[EXERCISE TEXT — start]

My first 10K race…slow, but so grateful to be able to run again.

Each year since then I have progressed slowly in the direction of my dream. The journey has taken me through a 25km running race, several century rides (I have done the Ride to Conquer Cancer every year for the past decade), a few standard distance and two 70.3 triathlons. Finally I realized that my body could take the training, and the only thing left standing between me and reaching that dream was the decision to do it. So I took a big gulp and entered Ironman Mont Tremblant 140.6 for 2019.

I also realized that I didn’t need to bring the ‘bad hip’ story along with me anymore. Those earlier races had proved to me that I could still consider myself an athlete. When things got rough, it was because I was allowing myself to use that as an excuse to back down and let up on my performance.

Coach Cindy and Dr. Cindy were a perfect collaboration to get me through this. I actually love the training, and don’t need to do a lot of racing to feel happy, so all of 2019 was dedicated to becoming an Ironman. I took my training seriously and tried not to fall apart completely when hit with a cold early in the year that turned into six weeks of bronchitis. My running also fell apart early in the year when I developed a dropped metatarsal in my foot that took a stupidly expensive pair of custom orthotics, a few tries at different shoes (which didn’t end up helping at all), and the metatarsal pad that Dr./Coach Cindy suggested in the first place to get me back on my feet.

Learning the skills and building confidence at Barrelman 70.3

Learning to listen to your Coach and stop trying to self-diagnose or over-think is a big part of training successfully for your first Ironman. Fortunately, I figured this out along the way and went into ‘don’t think…just do’ mode when the training load got heavier. And I no longer questioned whether this was possible because of my hip.

Things took a left turn with my first attempt at the open water swim. All of the work I did in the pool to feel like a stronger (not faster…just stronger) swimmer seemed to disappear the moment I put that wetsuit on. Every year I go through this mental block, and every year I have to force myself to just keep going until it subsides. This year, I decided that it was not going to get in the way of achieving my dream, and tackled the demons head on. Fortunately, a few one-on-one sessions with a swim coach at the Caledon Quarry who simply observed what I was doing from the perspective of a SUP and suggested a few changes to my breathing and mental approach made the difference I needed to accomplish the 4km swims in my program. (I ended up swimming a 10 minute PB in my Ironman race – to my complete astonishment!)

Smiling at the swim start…and through the rest of the day.

[EXERCISE TEXT — finish]

List every race or event that the Ironman training text refers to by its proper name.

[STORED DATA — start]

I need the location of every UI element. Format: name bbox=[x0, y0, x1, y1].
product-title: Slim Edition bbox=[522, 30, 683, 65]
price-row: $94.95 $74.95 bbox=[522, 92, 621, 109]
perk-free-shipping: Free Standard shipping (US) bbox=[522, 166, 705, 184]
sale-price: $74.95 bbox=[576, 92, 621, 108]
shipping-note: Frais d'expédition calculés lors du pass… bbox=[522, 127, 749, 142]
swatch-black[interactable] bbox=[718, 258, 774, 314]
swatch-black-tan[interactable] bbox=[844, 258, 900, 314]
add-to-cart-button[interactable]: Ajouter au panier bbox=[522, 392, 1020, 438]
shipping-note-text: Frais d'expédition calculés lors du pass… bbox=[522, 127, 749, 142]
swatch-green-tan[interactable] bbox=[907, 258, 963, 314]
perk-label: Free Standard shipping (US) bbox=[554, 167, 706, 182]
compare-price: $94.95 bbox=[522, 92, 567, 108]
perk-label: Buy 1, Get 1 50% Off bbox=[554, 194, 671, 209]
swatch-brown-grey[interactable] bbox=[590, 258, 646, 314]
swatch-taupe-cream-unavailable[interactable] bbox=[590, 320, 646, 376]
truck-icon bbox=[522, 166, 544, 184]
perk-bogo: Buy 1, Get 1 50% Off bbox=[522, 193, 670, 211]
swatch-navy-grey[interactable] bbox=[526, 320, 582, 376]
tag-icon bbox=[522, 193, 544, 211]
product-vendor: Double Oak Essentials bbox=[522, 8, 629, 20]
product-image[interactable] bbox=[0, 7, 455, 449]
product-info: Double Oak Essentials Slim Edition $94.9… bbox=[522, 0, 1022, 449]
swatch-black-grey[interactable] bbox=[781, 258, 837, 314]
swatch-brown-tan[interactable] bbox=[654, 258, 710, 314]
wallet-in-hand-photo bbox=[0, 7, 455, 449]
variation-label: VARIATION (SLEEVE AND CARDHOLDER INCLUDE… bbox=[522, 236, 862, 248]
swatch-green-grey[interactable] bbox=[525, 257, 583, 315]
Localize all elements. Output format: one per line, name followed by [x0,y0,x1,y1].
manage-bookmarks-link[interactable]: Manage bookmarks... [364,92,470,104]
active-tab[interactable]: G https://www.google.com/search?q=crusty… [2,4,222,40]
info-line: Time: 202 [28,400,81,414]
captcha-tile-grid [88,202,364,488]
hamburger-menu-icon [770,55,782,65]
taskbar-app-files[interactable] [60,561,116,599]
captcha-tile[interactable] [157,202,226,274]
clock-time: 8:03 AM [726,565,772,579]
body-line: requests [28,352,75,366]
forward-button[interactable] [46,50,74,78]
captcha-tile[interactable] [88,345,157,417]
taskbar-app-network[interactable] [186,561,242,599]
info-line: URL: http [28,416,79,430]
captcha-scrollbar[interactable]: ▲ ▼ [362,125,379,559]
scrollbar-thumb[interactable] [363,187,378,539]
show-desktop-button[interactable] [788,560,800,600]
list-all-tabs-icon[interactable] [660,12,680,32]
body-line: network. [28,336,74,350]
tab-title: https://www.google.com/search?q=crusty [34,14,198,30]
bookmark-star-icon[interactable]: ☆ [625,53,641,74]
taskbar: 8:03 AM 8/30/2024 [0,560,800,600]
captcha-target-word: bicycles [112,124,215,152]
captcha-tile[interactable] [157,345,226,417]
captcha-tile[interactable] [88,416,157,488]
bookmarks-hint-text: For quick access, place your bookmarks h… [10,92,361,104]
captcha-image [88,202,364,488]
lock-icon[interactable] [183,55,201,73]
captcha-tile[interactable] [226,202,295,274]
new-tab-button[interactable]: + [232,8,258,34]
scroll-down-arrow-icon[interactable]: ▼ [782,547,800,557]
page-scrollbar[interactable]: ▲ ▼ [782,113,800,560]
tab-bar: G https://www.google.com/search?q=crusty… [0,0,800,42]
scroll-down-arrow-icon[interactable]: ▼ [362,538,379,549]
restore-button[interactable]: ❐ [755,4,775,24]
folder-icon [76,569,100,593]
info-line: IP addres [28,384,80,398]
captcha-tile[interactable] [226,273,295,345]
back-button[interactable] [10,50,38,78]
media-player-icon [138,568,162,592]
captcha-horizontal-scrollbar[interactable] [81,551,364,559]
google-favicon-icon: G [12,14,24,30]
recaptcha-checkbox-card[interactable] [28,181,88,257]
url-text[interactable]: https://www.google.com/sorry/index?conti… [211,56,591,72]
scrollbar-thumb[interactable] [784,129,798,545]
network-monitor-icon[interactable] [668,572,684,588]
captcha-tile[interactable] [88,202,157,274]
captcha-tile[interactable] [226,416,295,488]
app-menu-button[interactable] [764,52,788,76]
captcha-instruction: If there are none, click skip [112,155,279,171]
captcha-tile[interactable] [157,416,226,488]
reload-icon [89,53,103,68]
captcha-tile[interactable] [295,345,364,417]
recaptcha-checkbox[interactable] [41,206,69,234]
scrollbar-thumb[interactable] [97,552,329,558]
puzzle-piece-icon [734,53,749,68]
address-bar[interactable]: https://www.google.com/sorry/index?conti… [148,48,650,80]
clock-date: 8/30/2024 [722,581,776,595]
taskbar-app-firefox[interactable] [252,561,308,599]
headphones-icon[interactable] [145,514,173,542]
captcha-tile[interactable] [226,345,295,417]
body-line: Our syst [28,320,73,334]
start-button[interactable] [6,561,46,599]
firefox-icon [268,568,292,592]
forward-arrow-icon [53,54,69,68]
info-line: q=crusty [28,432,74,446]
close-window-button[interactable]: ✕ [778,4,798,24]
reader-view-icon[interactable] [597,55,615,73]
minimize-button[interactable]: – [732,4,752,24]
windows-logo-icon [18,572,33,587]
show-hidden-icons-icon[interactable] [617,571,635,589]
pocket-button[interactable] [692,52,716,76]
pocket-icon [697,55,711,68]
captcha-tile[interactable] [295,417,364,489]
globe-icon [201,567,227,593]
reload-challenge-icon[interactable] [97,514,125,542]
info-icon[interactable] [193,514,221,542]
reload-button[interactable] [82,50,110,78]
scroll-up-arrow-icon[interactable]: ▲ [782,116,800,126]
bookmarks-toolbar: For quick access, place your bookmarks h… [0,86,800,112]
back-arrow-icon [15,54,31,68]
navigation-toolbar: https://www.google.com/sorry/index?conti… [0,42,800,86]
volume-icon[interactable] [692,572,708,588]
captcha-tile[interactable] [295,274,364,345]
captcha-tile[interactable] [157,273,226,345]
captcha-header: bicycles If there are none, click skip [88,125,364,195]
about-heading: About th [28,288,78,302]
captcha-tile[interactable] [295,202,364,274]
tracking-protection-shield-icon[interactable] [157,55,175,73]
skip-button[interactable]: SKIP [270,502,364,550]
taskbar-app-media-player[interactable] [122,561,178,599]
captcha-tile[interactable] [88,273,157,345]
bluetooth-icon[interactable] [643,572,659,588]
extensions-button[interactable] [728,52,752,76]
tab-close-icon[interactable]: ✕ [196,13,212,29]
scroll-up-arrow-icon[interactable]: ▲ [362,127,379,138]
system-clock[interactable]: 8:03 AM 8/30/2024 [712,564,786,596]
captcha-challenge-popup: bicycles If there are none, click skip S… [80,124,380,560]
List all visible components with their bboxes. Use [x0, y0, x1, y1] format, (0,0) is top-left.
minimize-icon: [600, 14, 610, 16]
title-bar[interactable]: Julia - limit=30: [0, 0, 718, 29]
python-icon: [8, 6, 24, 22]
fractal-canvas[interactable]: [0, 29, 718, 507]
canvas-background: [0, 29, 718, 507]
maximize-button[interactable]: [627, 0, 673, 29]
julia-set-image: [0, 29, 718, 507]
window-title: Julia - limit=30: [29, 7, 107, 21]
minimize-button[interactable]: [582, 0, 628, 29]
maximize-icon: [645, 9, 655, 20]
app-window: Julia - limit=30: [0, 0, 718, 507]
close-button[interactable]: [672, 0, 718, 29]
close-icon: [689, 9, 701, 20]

[STORED DATA — finish]

#### ANSWER SPACE:
- Ride to Conquer Cancer
- Ironman Mont Tremblant 140.6
- Barrelman 70.3